Given problem ▸ Show all lines of the listing that hold the word "Berechnung".

** Start Working data **

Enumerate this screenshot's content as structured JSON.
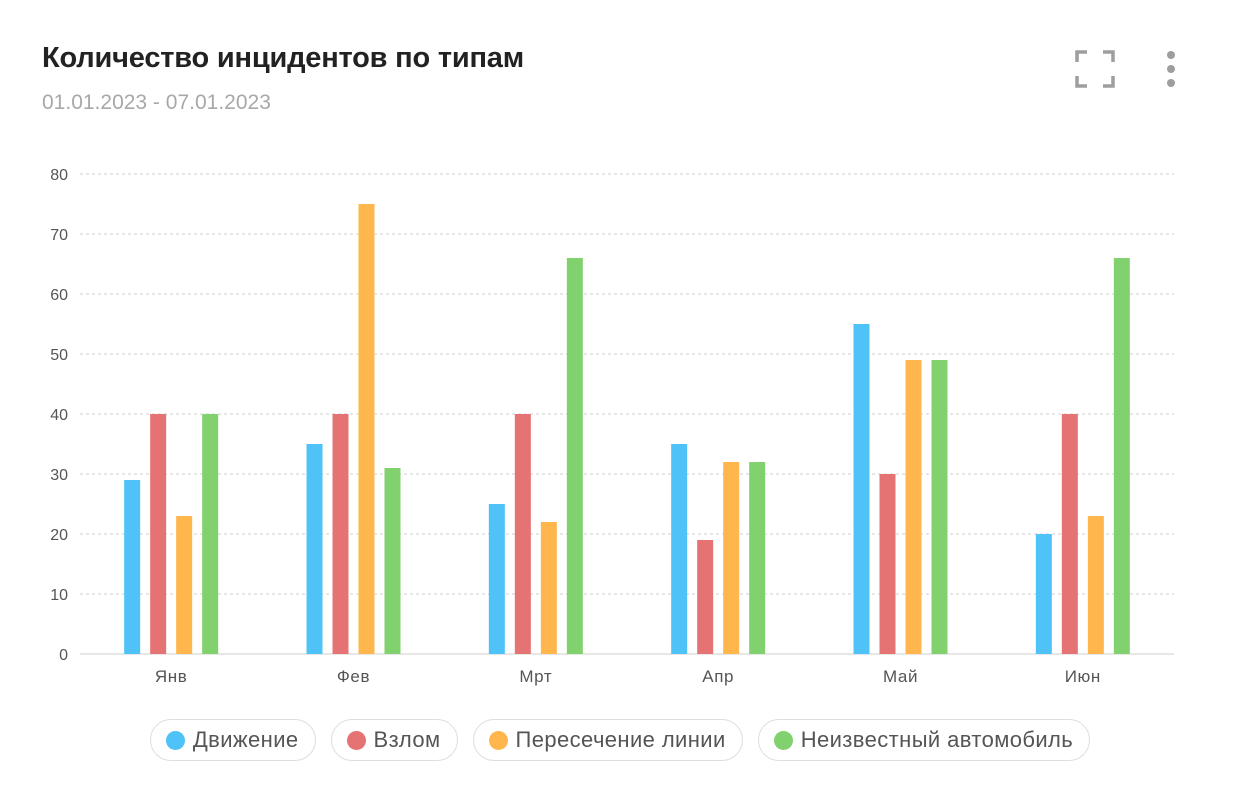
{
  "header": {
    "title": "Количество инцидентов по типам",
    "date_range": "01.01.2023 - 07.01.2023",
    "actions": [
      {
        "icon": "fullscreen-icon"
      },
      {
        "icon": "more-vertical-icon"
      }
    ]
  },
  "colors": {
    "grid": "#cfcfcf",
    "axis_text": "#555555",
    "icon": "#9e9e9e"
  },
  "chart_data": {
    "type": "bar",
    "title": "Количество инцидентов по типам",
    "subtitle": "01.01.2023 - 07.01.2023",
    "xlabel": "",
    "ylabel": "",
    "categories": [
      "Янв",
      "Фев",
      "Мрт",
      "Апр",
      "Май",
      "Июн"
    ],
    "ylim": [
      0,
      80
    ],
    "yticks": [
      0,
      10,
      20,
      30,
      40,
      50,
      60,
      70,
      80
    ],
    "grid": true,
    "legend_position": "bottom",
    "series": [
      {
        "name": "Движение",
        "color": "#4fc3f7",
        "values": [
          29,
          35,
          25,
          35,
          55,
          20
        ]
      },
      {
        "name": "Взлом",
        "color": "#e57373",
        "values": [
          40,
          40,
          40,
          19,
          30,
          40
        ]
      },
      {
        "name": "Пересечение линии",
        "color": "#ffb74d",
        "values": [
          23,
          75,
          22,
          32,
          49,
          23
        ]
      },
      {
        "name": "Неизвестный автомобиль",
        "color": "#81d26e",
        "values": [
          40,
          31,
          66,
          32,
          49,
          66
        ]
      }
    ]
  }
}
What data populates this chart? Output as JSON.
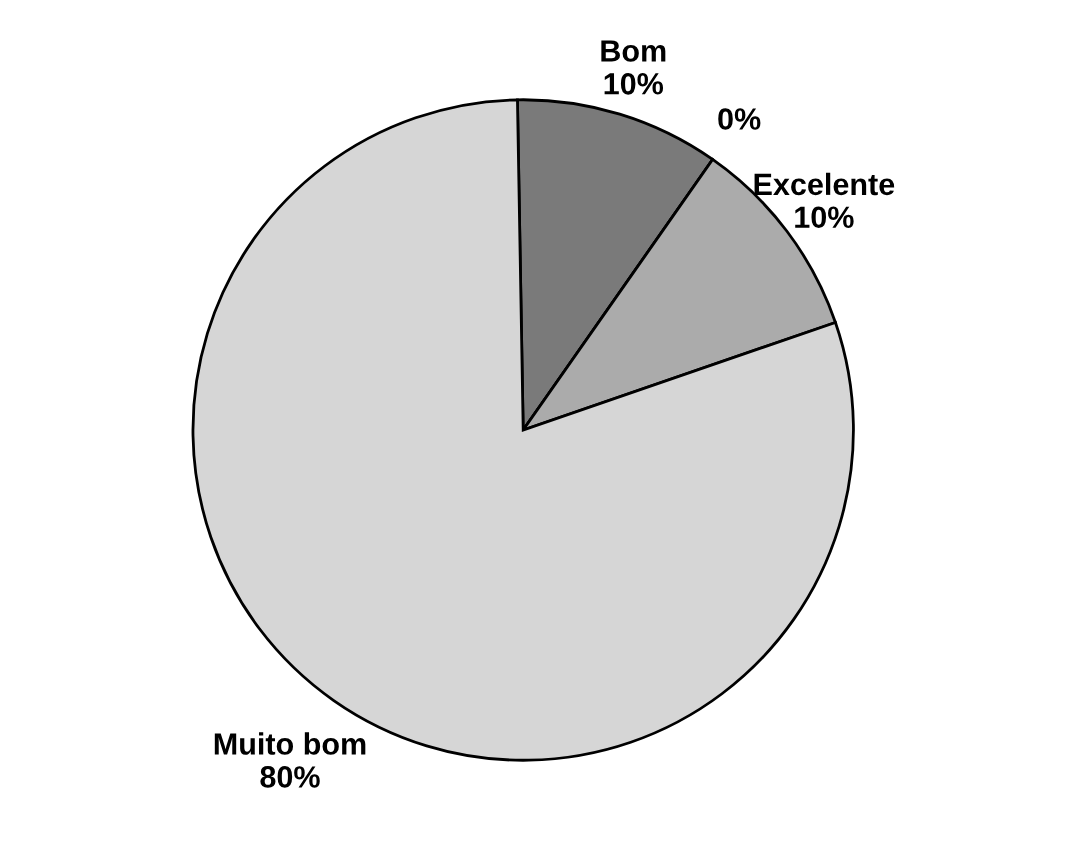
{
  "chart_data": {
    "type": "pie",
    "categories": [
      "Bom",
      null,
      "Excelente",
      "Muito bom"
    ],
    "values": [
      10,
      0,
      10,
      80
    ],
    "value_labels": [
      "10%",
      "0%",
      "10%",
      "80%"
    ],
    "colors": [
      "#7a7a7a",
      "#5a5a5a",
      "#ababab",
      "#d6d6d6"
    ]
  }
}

** End Working data **
** Start Working data **

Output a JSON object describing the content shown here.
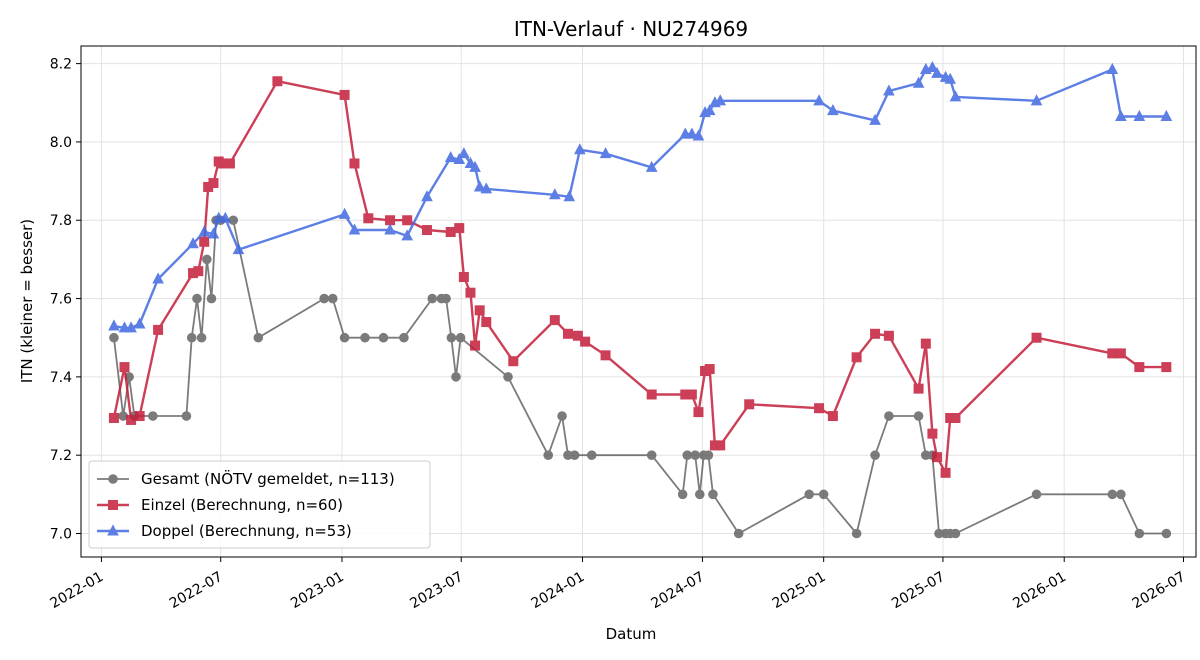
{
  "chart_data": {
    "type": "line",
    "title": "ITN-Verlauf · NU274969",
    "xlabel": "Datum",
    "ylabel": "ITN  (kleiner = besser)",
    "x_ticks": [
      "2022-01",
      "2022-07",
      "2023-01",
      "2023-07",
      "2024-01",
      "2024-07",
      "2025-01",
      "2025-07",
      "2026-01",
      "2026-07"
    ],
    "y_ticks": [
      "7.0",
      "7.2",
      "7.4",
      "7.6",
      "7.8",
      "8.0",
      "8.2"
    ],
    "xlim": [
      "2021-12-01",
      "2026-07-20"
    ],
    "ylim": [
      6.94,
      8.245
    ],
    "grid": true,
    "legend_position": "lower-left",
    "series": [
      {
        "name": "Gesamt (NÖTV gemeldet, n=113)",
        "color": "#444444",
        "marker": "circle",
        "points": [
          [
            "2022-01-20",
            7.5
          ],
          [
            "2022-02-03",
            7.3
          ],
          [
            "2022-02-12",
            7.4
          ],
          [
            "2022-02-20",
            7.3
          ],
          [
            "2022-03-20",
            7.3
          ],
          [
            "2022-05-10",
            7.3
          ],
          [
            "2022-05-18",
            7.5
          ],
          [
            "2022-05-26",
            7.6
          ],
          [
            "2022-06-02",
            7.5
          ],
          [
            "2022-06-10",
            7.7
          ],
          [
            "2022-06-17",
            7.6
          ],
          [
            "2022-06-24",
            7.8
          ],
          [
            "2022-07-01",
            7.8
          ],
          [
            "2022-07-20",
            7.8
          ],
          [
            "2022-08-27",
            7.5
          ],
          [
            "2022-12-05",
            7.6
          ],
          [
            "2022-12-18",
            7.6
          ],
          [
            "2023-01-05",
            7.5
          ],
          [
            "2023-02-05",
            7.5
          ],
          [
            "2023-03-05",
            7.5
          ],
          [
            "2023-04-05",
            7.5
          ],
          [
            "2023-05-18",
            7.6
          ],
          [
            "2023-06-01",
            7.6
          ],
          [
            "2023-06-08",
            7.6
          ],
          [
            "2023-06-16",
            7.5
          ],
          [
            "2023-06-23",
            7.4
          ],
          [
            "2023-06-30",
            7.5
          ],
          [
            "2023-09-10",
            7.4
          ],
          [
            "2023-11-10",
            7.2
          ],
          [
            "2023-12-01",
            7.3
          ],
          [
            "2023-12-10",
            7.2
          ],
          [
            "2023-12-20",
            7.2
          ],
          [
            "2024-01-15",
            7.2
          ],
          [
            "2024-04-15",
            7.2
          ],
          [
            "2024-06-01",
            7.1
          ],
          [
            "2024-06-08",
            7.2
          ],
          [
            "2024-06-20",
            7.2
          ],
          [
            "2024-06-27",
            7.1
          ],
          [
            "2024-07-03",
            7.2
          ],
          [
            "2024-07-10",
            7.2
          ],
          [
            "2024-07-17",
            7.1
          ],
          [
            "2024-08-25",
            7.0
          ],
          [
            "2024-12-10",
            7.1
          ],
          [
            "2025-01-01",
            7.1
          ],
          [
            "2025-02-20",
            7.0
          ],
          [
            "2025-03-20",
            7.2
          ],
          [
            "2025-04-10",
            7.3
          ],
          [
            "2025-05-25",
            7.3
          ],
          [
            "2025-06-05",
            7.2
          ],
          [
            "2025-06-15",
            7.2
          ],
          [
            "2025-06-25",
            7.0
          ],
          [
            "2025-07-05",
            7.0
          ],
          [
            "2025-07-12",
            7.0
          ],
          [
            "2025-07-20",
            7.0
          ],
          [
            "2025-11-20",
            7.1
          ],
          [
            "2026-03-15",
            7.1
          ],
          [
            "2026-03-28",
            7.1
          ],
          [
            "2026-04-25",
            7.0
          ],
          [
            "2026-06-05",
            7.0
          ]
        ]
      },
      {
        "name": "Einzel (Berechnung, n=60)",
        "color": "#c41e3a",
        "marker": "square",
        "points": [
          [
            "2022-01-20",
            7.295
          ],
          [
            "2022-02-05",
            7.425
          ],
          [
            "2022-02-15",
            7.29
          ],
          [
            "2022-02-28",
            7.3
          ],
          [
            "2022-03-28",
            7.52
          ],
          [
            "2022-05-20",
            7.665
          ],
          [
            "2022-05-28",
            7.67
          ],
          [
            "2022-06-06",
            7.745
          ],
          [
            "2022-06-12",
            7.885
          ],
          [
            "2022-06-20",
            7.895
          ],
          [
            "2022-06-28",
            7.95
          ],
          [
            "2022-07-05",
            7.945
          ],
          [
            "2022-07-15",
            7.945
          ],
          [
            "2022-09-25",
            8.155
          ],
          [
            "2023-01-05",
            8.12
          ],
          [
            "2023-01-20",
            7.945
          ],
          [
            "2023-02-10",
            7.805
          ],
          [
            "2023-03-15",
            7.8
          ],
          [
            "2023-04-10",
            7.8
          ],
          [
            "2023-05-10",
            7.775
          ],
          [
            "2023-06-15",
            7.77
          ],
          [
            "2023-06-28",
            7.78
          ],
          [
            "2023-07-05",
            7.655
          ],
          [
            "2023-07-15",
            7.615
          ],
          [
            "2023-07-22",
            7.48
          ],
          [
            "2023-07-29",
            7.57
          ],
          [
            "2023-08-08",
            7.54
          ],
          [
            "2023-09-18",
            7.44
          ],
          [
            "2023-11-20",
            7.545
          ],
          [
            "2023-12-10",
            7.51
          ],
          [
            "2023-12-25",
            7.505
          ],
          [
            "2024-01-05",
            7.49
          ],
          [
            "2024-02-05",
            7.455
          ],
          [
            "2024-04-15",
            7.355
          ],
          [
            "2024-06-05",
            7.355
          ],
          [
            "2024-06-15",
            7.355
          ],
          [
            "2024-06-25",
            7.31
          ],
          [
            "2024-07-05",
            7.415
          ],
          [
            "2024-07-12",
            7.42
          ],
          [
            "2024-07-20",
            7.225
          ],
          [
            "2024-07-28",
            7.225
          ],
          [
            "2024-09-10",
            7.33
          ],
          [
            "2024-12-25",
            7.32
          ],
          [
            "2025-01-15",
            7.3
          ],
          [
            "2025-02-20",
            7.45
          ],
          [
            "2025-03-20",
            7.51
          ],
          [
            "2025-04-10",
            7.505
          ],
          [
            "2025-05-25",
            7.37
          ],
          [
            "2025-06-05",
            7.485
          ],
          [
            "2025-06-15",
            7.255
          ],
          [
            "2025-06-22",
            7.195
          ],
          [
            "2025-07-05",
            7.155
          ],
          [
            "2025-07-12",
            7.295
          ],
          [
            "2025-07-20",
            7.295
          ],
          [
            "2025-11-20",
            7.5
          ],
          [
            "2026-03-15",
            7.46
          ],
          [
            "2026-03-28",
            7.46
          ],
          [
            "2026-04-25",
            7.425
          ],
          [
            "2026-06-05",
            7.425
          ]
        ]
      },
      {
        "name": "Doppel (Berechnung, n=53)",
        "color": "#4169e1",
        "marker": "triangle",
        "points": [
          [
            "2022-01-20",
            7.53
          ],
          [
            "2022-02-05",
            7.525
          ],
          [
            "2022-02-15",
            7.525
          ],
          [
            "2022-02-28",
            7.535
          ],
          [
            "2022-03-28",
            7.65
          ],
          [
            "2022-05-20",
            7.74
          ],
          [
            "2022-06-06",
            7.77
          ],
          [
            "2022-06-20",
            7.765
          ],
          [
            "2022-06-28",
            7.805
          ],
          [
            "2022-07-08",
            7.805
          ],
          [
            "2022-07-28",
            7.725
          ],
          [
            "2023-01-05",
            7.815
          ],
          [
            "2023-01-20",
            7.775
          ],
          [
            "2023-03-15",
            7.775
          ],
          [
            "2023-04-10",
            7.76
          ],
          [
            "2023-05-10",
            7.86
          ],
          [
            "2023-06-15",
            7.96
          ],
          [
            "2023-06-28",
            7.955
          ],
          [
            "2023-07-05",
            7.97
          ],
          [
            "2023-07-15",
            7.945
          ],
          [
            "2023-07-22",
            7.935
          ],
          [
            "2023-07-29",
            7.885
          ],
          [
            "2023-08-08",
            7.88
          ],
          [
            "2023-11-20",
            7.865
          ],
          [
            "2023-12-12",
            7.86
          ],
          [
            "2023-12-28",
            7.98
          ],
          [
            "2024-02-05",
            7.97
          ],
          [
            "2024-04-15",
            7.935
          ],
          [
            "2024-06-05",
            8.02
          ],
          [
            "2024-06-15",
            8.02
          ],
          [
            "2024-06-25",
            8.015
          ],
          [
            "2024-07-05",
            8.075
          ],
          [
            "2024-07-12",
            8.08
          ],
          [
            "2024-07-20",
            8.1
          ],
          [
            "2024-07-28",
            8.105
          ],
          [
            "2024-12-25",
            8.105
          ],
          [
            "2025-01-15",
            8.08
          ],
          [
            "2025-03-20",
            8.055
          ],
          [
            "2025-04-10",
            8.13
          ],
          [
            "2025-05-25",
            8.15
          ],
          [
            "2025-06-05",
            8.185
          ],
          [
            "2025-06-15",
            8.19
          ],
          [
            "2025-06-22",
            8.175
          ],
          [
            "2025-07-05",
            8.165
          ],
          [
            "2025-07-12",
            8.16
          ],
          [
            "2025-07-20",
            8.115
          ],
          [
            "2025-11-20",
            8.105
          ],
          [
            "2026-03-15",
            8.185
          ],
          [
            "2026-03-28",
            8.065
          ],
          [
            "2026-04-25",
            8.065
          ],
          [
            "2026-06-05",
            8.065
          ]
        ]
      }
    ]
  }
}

** End Working data **

Response ▸
        "name": "Einzel (Berechnung, n=60)",
        "name": "Doppel (Berechnung, n=53)",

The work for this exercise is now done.